EXTRACTED ENTRIES:
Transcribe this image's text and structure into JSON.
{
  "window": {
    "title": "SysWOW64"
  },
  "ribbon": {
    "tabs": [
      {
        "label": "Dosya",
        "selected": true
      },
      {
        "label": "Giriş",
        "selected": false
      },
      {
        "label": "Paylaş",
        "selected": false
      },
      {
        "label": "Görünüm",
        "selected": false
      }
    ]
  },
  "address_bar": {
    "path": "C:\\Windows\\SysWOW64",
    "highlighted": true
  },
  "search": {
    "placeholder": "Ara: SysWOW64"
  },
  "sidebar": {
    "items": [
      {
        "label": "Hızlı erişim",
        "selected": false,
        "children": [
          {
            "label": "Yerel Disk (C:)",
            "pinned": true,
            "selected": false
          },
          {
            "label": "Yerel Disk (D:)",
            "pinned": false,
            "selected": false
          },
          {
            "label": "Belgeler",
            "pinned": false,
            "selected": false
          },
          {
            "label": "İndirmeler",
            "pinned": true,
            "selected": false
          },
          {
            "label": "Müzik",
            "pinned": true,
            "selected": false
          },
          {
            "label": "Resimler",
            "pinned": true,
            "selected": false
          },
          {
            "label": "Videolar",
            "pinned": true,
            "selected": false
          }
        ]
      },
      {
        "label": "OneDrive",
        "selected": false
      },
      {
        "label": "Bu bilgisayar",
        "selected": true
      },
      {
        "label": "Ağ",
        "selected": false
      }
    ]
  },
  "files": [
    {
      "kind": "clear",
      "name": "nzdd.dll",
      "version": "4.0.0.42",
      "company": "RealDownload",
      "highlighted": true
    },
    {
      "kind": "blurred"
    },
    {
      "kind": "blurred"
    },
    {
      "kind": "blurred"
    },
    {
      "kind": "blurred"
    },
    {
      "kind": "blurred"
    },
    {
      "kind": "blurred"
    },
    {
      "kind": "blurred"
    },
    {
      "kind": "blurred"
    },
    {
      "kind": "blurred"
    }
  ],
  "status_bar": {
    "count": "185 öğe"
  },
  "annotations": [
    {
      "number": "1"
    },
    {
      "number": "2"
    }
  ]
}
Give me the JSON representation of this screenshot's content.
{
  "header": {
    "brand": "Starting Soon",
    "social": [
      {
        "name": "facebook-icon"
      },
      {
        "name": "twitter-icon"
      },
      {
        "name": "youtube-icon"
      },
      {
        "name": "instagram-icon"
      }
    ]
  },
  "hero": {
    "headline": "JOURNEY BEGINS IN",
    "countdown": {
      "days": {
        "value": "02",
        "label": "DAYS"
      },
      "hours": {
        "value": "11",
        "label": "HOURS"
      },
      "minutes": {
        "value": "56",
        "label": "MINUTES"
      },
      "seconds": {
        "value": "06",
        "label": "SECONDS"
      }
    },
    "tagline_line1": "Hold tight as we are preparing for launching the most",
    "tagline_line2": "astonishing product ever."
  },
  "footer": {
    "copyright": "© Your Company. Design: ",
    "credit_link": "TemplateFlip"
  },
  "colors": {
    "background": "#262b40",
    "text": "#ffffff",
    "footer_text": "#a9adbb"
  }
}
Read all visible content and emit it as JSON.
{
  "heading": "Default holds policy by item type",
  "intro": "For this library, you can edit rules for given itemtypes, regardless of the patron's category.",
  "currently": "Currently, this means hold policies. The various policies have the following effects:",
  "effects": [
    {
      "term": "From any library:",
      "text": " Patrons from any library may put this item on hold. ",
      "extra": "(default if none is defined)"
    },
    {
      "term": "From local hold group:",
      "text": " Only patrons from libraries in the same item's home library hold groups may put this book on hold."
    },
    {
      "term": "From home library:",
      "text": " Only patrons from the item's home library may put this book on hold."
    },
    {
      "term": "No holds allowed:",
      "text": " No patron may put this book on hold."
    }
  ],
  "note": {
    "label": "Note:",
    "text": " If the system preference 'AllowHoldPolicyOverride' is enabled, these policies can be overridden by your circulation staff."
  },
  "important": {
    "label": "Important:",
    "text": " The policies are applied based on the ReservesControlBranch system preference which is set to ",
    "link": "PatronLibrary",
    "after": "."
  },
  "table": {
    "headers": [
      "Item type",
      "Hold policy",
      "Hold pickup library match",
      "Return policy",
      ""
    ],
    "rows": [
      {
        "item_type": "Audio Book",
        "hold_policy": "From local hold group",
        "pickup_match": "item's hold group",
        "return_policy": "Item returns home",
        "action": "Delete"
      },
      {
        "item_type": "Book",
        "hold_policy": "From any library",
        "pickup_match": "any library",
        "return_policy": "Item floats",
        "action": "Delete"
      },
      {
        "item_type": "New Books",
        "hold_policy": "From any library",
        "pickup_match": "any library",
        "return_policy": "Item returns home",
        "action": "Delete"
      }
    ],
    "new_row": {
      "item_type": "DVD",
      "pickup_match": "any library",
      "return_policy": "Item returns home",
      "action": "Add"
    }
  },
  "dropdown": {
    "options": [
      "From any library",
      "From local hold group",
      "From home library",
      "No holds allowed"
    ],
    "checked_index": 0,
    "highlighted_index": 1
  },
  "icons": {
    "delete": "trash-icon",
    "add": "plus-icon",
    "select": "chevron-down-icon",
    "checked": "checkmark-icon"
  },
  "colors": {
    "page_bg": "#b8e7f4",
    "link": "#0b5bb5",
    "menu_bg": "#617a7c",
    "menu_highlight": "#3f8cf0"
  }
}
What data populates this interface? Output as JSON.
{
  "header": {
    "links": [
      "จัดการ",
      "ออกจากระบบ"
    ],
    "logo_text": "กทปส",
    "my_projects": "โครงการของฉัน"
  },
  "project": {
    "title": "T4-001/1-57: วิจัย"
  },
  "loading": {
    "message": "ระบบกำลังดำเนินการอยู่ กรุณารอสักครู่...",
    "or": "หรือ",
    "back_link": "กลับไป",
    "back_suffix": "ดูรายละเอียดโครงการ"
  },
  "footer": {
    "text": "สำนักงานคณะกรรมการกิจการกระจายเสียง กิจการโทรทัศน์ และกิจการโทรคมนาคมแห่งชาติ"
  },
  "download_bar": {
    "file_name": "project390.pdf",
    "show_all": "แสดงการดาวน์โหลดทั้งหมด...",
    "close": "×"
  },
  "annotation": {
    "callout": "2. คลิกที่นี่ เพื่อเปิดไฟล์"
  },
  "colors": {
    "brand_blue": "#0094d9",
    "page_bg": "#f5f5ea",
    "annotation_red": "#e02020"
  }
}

DO THIS: Locate all lines in the listing above with the word "JSON" and copy them.

SOLUTION TO THIS PROBLEM:
Transcribe this image's text and structure into JSON.
Give me the JSON representation of this screenshot's content.
Read all visible content and emit it as JSON.
What data populates this interface? Output as JSON.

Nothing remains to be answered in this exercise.